▸ Source data
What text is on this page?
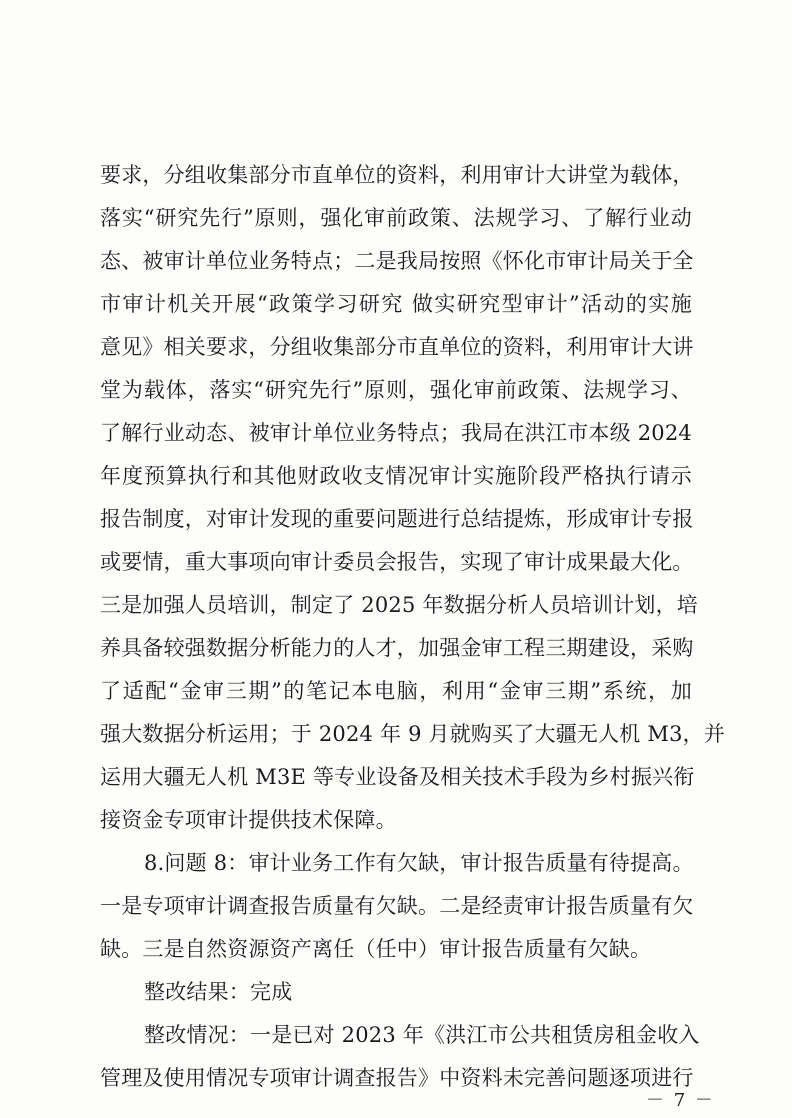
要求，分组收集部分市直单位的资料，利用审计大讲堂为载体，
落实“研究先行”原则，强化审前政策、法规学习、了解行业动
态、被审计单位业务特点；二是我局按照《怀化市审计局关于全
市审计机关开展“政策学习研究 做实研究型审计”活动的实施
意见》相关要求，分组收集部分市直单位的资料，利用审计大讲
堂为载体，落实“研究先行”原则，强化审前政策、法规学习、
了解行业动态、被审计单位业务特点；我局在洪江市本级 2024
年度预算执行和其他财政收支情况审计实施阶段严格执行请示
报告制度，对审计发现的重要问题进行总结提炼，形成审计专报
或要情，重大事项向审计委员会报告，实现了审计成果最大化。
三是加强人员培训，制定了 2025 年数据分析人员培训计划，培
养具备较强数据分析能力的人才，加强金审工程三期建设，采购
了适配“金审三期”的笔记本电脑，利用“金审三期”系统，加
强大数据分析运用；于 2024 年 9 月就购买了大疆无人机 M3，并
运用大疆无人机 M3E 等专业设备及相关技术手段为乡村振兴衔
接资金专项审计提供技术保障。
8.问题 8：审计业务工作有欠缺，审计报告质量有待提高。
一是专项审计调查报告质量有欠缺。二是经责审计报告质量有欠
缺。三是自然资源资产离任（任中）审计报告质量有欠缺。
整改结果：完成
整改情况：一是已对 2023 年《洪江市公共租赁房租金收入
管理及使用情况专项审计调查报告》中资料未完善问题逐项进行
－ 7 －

▸ Your instructions
Scan the data for the word "被审计单位业务特点" and copy every line where it shows up.

▸ Solution
态、被审计单位业务特点；二是我局按照《怀化市审计局关于全
了解行业动态、被审计单位业务特点；我局在洪江市本级 2024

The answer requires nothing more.